→ STATED PROBLEM: Convert the listing below into a JSON list of strings, one string per line and blank lines omitted.

→ DATA FOR PROCESSING:
--- Begin ---
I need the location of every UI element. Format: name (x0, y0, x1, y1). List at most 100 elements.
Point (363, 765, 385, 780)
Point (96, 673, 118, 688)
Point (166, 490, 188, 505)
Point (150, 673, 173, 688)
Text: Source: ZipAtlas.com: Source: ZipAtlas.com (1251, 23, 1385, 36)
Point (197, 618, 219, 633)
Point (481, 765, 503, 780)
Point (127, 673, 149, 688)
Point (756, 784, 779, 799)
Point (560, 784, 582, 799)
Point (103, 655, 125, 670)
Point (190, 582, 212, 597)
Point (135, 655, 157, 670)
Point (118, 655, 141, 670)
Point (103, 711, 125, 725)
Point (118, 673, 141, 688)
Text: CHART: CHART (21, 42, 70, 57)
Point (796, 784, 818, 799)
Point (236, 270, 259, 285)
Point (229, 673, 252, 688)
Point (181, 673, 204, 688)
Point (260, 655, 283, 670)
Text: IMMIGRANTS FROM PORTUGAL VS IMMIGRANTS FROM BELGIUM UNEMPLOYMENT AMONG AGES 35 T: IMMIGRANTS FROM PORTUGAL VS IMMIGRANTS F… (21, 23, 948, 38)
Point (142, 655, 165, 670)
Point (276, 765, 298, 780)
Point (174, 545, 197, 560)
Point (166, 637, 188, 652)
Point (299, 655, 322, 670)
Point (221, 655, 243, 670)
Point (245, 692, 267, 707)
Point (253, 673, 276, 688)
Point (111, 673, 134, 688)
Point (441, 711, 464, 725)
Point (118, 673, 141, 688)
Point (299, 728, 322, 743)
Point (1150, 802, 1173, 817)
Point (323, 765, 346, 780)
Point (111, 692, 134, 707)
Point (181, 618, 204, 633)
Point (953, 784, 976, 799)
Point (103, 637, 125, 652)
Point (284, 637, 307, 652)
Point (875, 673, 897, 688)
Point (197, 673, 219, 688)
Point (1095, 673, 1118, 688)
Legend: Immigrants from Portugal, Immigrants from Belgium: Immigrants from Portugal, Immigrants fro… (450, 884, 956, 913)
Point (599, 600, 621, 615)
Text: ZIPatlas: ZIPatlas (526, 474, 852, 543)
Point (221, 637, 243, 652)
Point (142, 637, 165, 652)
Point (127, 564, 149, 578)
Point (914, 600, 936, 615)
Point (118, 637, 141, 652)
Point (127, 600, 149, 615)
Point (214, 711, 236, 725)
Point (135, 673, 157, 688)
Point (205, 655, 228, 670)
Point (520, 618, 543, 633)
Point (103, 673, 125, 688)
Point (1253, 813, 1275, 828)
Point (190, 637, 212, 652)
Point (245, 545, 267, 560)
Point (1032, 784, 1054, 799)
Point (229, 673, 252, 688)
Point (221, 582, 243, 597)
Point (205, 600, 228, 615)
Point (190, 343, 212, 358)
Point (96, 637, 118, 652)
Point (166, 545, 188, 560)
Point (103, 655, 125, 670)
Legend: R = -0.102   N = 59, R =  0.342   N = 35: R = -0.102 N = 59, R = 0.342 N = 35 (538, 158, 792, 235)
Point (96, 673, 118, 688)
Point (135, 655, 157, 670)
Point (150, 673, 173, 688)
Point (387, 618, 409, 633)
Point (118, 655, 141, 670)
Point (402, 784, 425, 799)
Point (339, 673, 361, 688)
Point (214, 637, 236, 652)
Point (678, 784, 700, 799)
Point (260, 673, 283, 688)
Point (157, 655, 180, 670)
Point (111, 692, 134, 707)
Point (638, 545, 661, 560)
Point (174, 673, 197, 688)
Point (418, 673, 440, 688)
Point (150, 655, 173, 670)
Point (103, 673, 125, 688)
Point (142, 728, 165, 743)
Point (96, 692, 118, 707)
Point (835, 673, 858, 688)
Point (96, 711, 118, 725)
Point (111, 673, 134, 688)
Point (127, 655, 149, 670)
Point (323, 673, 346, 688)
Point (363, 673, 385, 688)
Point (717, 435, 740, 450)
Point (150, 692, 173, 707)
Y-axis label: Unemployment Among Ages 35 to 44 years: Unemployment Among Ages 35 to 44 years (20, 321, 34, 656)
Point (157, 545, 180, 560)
--- End ---
→ THE ANSWER:
[
  "I need the location of every UI element. Format: name (x0, y0, x1, y1). List at most 100 elements.",
  "Point (363, 765, 385, 780)",
  "Point (96, 673, 118, 688)",
  "Point (166, 490, 188, 505)",
  "Point (150, 673, 173, 688)",
  "Text: Source: ZipAtlas.com: Source: ZipAtlas.com (1251, 23, 1385, 36)",
  "Point (197, 618, 219, 633)",
  "Point (481, 765, 503, 780)",
  "Point (127, 673, 149, 688)",
  "Point (756, 784, 779, 799)",
  "Point (560, 784, 582, 799)",
  "Point (103, 655, 125, 670)",
  "Point (190, 582, 212, 597)",
  "Point (135, 655, 157, 670)",
  "Point (118, 655, 141, 670)",
  "Point (103, 711, 125, 725)",
  "Point (118, 673, 141, 688)",
  "Text: CHART: CHART (21, 42, 70, 57)",
  "Point (796, 784, 818, 799)",
  "Point (236, 270, 259, 285)",
  "Point (229, 673, 252, 688)",
  "Point (181, 673, 204, 688)",
  "Point (260, 655, 283, 670)",
  "Text: IMMIGRANTS FROM PORTUGAL VS IMMIGRANTS FROM BELGIUM UNEMPLOYMENT AMONG AGES 35 T: IMMIGRANTS FROM PORTUGAL VS IMMIGRANTS F… (21, 23, 948, 38)",
  "Point (142, 655, 165, 670)",
  "Point (276, 765, 298, 780)",
  "Point (174, 545, 197, 560)",
  "Point (166, 637, 188, 652)",
  "Point (299, 655, 322, 670)",
  "Point (221, 655, 243, 670)",
  "Point (245, 692, 267, 707)",
  "Point (253, 673, 276, 688)",
  "Point (111, 673, 134, 688)",
  "Point (441, 711, 464, 725)",
  "Point (118, 673, 141, 688)",
  "Point (299, 728, 322, 743)",
  "Point (1150, 802, 1173, 817)",
  "Point (323, 765, 346, 780)",
  "Point (111, 692, 134, 707)",
  "Point (181, 618, 204, 633)",
  "Point (953, 784, 976, 799)",
  "Point (103, 637, 125, 652)",
  "Point (284, 637, 307, 652)",
  "Point (875, 673, 897, 688)",
  "Point (197, 673, 219, 688)",
  "Point (1095, 673, 1118, 688)",
  "Legend: Immigrants from Portugal, Immigrants from Belgium: Immigrants from Portugal, Immigrants fro… (450, 884, 956, 913)",
  "Point (599, 600, 621, 615)",
  "Text: ZIPatlas: ZIPatlas (526, 474, 852, 543)",
  "Point (221, 637, 243, 652)",
  "Point (142, 637, 165, 652)",
  "Point (127, 564, 149, 578)",
  "Point (914, 600, 936, 615)",
  "Point (118, 637, 141, 652)",
  "Point (127, 600, 149, 615)",
  "Point (214, 711, 236, 725)",
  "Point (135, 673, 157, 688)",
  "Point (205, 655, 228, 670)",
  "Point (520, 618, 543, 633)",
  "Point (103, 673, 125, 688)",
  "Point (1253, 813, 1275, 828)",
  "Point (190, 637, 212, 652)",
  "Point (245, 545, 267, 560)",
  "Point (1032, 784, 1054, 799)",
  "Point (229, 673, 252, 688)",
  "Point (221, 582, 243, 597)",
  "Point (205, 600, 228, 615)",
  "Point (190, 343, 212, 358)",
  "Point (96, 637, 118, 652)",
  "Point (166, 545, 188, 560)",
  "Point (103, 655, 125, 670)",
  "Legend: R = -0.102   N = 59, R =  0.342   N = 35: R = -0.102 N = 59, R = 0.342 N = 35 (538, 158, 792, 235)",
  "Point (96, 673, 118, 688)",
  "Point (135, 655, 157, 670)",
  "Point (150, 673, 173, 688)",
  "Point (387, 618, 409, 633)",
  "Point (118, 655, 141, 670)",
  "Point (402, 784, 425, 799)",
  "Point (339, 673, 361, 688)",
  "Point (214, 637, 236, 652)",
  "Point (678, 784, 700, 799)",
  "Point (260, 673, 283, 688)",
  "Point (157, 655, 180, 670)",
  "Point (111, 692, 134, 707)",
  "Point (638, 545, 661, 560)",
  "Point (174, 673, 197, 688)",
  "Point (418, 673, 440, 688)",
  "Point (150, 655, 173, 670)",
  "Point (103, 673, 125, 688)",
  "Point (142, 728, 165, 743)",
  "Point (96, 692, 118, 707)",
  "Point (835, 673, 858, 688)",
  "Point (96, 711, 118, 725)",
  "Point (111, 673, 134, 688)",
  "Point (127, 655, 149, 670)",
  "Point (323, 673, 346, 688)",
  "Point (363, 673, 385, 688)",
  "Point (717, 435, 740, 450)",
  "Point (150, 692, 173, 707)",
  "Y-axis label: Unemployment Among Ages 35 to 44 years: Unemployment Among Ages 35 to 44 years (20, 321, 34, 656)",
  "Point (157, 545, 180, 560)"
]